__TO DO__
Below is some material; transcribe all of it exactly.

__Saved entries__
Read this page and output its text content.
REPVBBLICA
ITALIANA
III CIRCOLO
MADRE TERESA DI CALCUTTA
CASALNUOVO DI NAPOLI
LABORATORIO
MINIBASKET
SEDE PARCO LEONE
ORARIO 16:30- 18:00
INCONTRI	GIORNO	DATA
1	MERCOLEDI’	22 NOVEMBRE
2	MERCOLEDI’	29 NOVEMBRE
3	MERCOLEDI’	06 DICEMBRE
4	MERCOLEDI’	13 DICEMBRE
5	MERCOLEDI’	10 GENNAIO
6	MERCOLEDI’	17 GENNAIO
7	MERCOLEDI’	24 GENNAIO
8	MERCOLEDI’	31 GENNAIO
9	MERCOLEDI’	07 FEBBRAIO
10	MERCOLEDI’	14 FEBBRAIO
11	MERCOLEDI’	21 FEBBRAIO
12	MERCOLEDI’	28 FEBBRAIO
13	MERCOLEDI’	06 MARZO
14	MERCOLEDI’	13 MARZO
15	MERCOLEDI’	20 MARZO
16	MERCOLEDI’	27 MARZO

__CORRECT RESULT__
Read this page and output its text content.
REPVBBLICA
ITALIANA
III CIRCOLO
MADRE TERESA DI CALCUTTA
CASALNUOVO DI NAPOLI
LABORATORIO
MINIBASKET
SEDE PARCO LEONE
ORARIO 16:30- 18:00
INCONTRI	GIORNO	DATA
1	MERCOLEDI’	22 NOVEMBRE
2	MERCOLEDI’	29 NOVEMBRE
3	MERCOLEDI’	06 DICEMBRE
4	MERCOLEDI’	13 DICEMBRE
5	MERCOLEDI’	10 GENNAIO
6	MERCOLEDI’	17 GENNAIO
7	MERCOLEDI’	24 GENNAIO
8	MERCOLEDI’	31 GENNAIO
9	MERCOLEDI’	07 FEBBRAIO
10	MERCOLEDI’	14 FEBBRAIO
11	MERCOLEDI’	21 FEBBRAIO
12	MERCOLEDI’	28 FEBBRAIO
13	MERCOLEDI’	06 MARZO
14	MERCOLEDI’	13 MARZO
15	MERCOLEDI’	20 MARZO
16	MERCOLEDI’	27 MARZO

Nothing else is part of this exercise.